Exercise: Pick out every line of the entries below where "What" occurs, and copy those lines.

━━━━━ Task input ━━━━━

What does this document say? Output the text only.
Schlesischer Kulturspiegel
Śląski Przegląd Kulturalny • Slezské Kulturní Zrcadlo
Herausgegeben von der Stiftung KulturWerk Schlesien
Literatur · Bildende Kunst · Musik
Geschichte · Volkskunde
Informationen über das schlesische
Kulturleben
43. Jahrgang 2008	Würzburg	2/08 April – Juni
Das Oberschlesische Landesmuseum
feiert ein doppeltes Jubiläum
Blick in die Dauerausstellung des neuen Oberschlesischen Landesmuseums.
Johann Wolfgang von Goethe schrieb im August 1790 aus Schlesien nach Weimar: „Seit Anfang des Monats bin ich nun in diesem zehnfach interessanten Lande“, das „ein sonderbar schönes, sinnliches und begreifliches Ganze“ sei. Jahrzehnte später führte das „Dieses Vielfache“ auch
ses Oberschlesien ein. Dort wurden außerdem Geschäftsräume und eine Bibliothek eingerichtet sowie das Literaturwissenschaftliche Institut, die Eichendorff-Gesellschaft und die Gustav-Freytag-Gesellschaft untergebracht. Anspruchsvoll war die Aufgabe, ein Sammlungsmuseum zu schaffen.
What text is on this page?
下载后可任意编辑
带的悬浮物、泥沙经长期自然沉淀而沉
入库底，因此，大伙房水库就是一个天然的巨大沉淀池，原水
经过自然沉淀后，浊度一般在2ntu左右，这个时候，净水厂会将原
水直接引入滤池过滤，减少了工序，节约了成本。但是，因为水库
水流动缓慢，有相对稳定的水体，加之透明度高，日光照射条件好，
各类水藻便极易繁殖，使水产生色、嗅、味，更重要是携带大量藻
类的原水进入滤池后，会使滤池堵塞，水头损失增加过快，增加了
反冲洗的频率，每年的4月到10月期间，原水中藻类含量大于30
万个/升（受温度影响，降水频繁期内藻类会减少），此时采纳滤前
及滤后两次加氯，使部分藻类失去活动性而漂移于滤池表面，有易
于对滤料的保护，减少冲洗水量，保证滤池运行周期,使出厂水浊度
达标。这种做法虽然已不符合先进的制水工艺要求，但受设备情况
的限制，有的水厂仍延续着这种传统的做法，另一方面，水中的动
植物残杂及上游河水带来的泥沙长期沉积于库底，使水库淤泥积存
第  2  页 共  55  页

━━━━━

Exercise solution:
What does this document say? Output the text only.
What text is on this page?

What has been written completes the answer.